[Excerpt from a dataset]
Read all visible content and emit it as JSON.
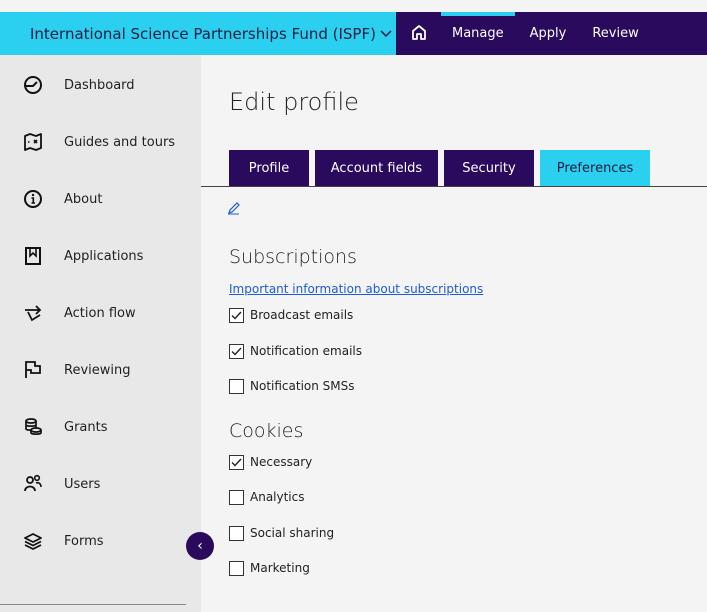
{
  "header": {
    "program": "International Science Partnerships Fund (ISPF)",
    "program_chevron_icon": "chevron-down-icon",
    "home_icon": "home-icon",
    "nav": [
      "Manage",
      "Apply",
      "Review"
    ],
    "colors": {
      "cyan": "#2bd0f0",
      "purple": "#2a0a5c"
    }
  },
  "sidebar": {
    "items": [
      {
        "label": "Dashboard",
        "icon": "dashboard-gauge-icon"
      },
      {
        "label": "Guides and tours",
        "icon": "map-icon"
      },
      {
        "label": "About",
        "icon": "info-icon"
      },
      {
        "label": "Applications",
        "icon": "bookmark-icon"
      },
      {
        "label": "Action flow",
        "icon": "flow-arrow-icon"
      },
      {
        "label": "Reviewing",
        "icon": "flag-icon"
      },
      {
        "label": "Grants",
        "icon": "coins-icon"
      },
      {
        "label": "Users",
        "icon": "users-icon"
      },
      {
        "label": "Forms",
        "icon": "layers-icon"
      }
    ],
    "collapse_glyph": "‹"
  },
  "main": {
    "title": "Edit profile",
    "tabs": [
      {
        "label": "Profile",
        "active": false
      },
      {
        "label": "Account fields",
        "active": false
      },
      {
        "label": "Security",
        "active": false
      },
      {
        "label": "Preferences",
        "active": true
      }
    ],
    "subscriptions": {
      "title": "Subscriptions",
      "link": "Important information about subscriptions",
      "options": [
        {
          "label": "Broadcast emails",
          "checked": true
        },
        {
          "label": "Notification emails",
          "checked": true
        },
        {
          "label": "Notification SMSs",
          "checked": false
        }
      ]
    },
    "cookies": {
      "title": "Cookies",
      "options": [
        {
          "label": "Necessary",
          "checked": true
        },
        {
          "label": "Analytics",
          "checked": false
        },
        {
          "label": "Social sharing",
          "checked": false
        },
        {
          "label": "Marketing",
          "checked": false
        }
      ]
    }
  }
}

* * *

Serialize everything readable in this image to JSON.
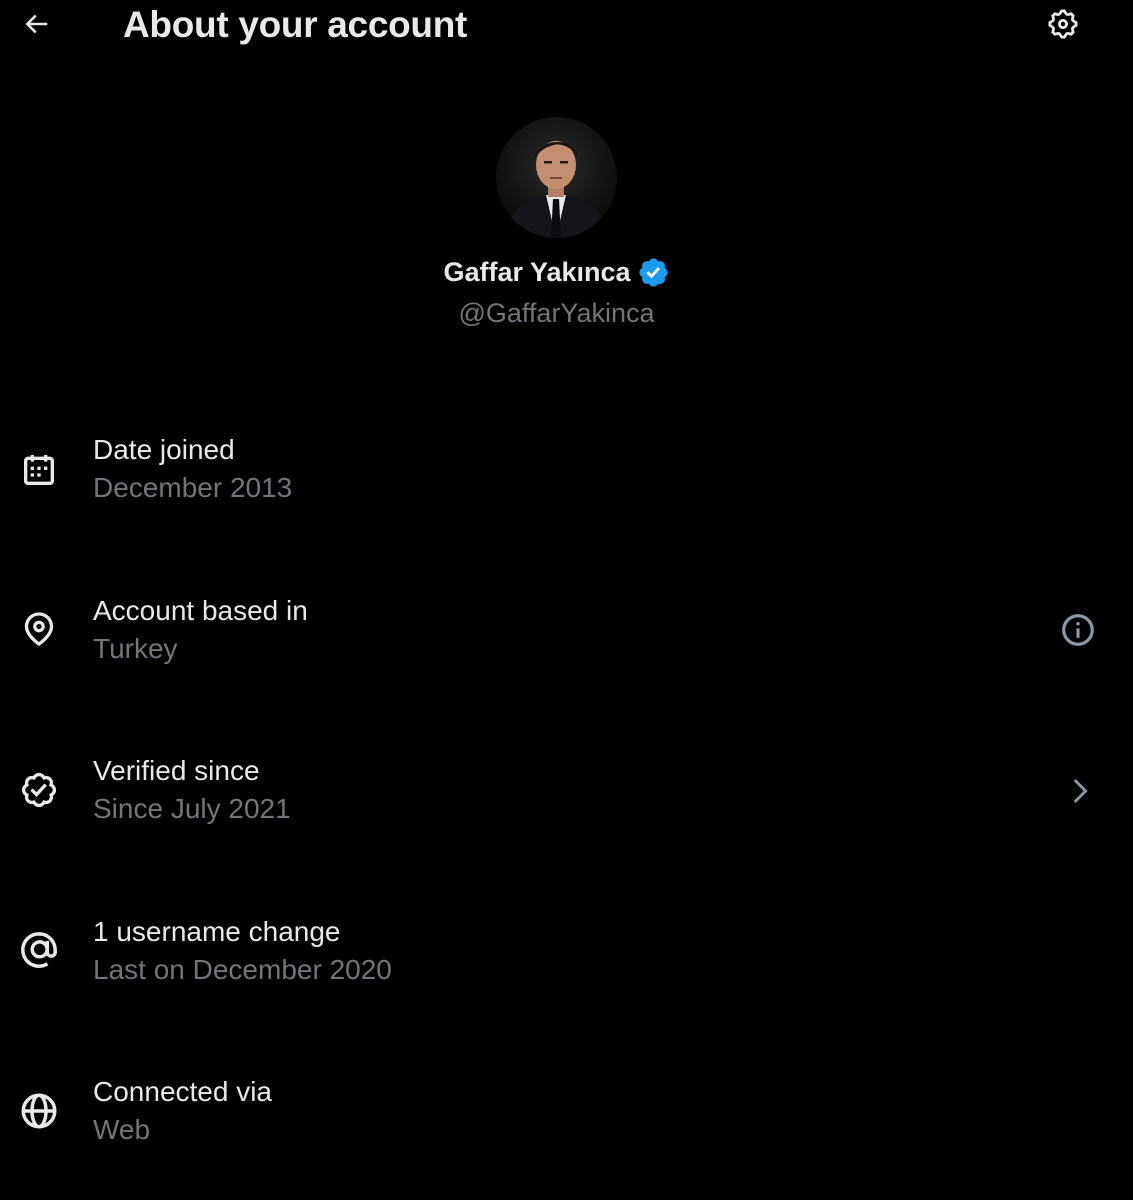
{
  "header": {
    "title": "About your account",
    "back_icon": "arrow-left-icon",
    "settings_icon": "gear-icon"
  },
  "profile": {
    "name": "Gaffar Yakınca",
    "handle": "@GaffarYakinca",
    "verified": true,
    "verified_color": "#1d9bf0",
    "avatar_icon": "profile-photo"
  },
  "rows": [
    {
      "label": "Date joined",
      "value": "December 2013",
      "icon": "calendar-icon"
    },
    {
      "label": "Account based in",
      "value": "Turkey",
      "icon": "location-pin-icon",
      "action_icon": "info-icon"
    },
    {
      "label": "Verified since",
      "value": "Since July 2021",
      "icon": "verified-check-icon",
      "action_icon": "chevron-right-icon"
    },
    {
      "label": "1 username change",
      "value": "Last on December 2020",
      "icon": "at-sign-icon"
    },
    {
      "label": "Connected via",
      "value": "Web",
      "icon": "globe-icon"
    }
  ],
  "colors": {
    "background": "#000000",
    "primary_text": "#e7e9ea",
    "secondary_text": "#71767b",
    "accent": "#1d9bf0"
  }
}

...

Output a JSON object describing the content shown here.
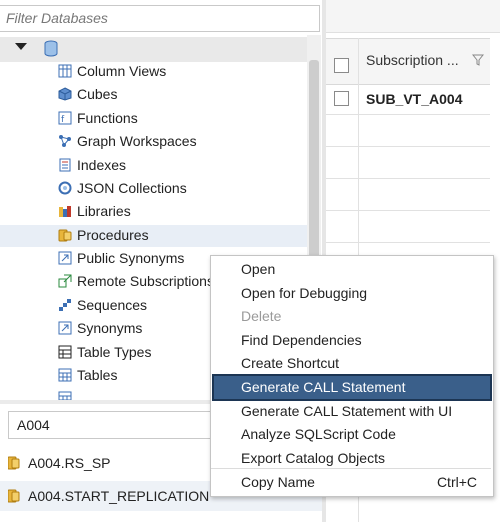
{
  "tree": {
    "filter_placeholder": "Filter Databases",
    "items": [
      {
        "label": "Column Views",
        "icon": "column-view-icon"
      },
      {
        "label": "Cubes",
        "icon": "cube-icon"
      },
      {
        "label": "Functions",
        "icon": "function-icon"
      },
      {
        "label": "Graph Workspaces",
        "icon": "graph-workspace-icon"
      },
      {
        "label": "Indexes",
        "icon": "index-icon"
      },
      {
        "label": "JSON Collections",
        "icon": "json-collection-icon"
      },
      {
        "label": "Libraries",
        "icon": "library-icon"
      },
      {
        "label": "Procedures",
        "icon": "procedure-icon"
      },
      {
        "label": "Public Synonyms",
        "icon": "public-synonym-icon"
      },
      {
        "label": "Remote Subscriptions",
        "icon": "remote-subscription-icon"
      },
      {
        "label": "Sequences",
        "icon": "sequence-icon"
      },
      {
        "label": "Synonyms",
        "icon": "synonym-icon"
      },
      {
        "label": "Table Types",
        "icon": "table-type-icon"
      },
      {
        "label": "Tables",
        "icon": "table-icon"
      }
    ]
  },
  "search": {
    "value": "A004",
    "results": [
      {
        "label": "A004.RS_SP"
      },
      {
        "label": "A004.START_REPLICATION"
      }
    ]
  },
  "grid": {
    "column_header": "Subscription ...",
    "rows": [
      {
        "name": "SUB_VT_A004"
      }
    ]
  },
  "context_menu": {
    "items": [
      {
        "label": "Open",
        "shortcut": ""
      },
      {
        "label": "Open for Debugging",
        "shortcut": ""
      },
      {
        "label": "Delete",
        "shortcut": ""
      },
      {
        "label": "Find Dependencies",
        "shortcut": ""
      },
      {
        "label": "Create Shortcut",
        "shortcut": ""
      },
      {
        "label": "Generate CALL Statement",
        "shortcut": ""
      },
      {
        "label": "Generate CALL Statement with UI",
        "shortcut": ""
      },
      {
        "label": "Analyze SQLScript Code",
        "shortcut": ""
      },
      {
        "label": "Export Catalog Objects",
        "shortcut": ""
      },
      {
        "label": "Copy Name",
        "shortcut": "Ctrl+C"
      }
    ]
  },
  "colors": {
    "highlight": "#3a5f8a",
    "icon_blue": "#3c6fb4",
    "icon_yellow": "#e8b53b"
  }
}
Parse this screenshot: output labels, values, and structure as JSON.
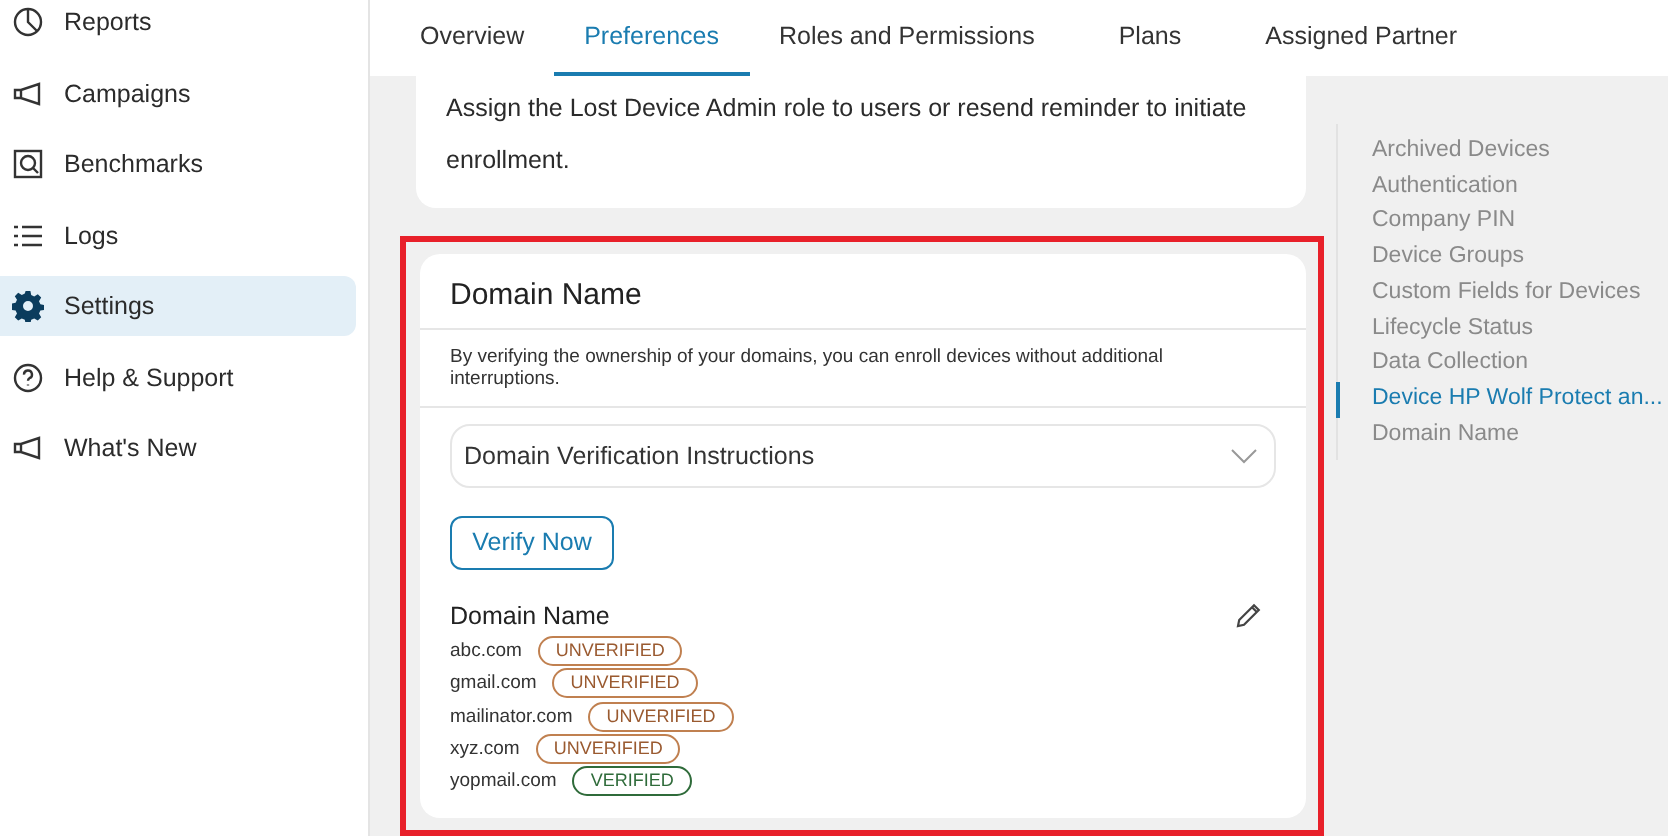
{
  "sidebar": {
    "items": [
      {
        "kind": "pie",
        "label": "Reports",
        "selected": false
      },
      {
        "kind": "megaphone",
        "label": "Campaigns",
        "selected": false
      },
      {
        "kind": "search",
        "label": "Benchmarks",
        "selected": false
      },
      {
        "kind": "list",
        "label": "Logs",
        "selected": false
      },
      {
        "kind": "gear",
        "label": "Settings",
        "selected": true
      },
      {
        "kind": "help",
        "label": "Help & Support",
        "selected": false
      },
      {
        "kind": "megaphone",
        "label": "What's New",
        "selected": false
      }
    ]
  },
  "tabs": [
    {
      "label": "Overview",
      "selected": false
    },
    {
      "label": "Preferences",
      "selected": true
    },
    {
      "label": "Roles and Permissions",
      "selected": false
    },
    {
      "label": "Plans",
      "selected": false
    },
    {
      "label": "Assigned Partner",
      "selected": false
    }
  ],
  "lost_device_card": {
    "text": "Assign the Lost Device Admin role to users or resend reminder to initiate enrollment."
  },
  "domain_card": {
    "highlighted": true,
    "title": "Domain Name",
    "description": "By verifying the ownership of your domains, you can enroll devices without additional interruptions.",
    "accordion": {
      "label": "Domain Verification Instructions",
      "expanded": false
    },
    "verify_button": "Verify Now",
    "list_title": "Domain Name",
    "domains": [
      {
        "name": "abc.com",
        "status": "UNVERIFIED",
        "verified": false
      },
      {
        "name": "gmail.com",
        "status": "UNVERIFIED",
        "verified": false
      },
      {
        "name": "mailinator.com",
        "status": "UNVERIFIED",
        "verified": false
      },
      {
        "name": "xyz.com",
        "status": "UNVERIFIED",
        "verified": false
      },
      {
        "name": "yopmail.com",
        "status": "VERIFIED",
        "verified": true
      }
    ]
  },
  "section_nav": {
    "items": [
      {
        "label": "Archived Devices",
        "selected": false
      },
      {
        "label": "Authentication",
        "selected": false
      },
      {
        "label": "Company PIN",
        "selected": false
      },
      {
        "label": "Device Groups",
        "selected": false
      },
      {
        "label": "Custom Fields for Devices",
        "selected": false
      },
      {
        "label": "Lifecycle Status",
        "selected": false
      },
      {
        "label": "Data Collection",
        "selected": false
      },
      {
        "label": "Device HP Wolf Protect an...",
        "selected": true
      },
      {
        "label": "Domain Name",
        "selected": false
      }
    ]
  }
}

_Task prompt_:
Copy every line that contains the string "content".

_Answer to the problem_:
Read all visible content and emit it as JSON.
Output a JSON object describing the content shown here.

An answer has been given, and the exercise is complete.